**What needs to be done:** What is the number of lines containing the word "time"? Please answer with that number and nothing more.

**Data for this exercise:**

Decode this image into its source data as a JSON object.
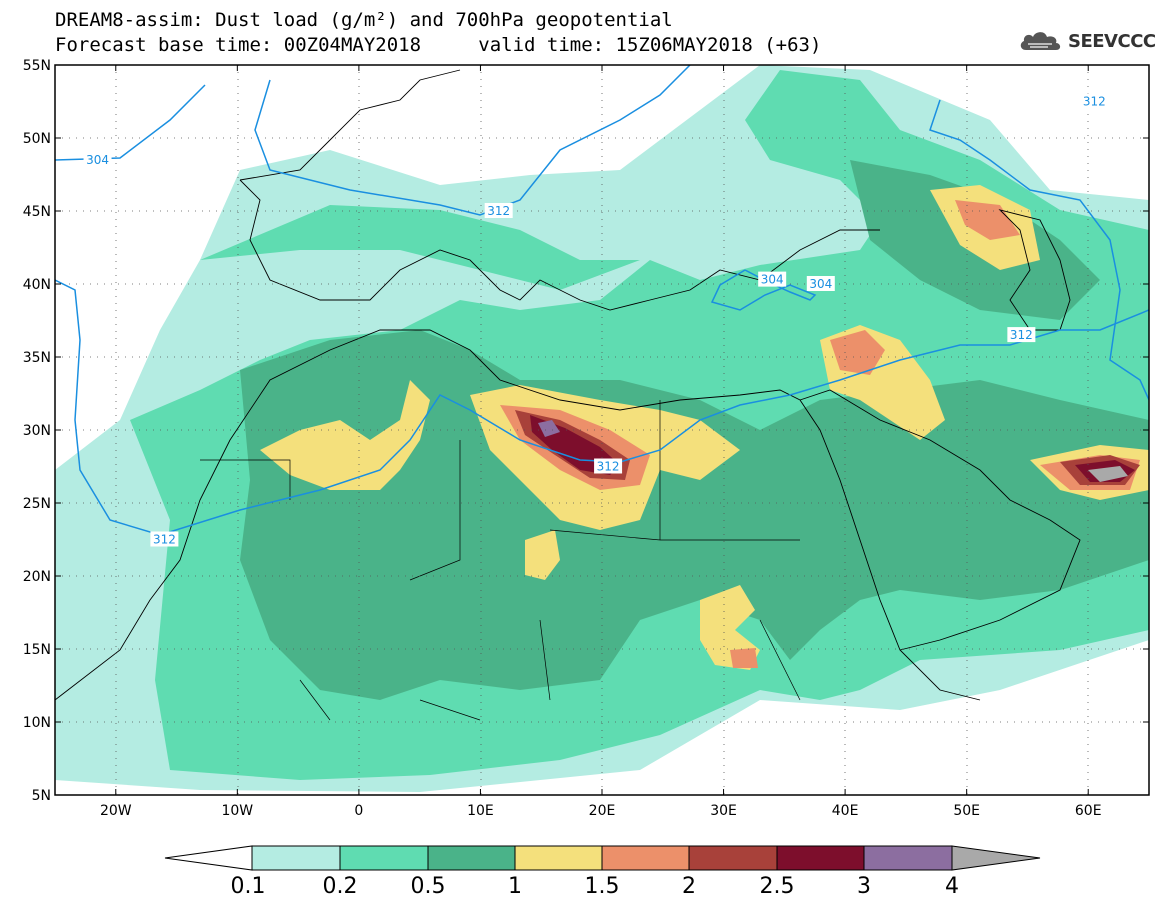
{
  "title": {
    "line1": "DREAM8-assim: Dust load (g/m²) and 700hPa geopotential",
    "line2_left": "Forecast base time: 00Z04MAY2018",
    "line2_right": "valid time: 15Z06MAY2018 (+63)"
  },
  "logo": {
    "text": "SEEVCCC",
    "icon": "cloud-icon"
  },
  "map": {
    "lon_range": [
      -25,
      65
    ],
    "lat_range": [
      5,
      55
    ],
    "lat_ticks": [
      "55N",
      "50N",
      "45N",
      "40N",
      "35N",
      "30N",
      "25N",
      "20N",
      "15N",
      "10N",
      "5N"
    ],
    "lon_ticks": [
      "20W",
      "10W",
      "0",
      "10E",
      "20E",
      "30E",
      "40E",
      "50E",
      "60E"
    ],
    "grid": "dotted",
    "contours": [
      {
        "label": "304",
        "lon": -21.5,
        "lat": 48.5
      },
      {
        "label": "312",
        "lon": 11.5,
        "lat": 45.0
      },
      {
        "label": "312",
        "lon": 60.5,
        "lat": 52.5
      },
      {
        "label": "304",
        "lon": 34.0,
        "lat": 40.3
      },
      {
        "label": "304",
        "lon": 38.0,
        "lat": 40.0
      },
      {
        "label": "312",
        "lon": 54.5,
        "lat": 36.5
      },
      {
        "label": "312",
        "lon": 20.5,
        "lat": 27.5
      },
      {
        "label": "312",
        "lon": -16.0,
        "lat": 22.5
      }
    ]
  },
  "colorbar": {
    "labels": [
      "0.1",
      "0.2",
      "0.5",
      "1",
      "1.5",
      "2",
      "2.5",
      "3",
      "4"
    ],
    "colors": {
      "under": "#ffffff",
      "c1": "#b4ece2",
      "c2": "#5fdcb1",
      "c3": "#4ab389",
      "c4": "#f4e07c",
      "c5": "#ec906a",
      "c6": "#a8413a",
      "c7": "#7d0e2c",
      "c8": "#8c6ea0",
      "over": "#a9a9a9"
    }
  }
}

**Finished task:** 2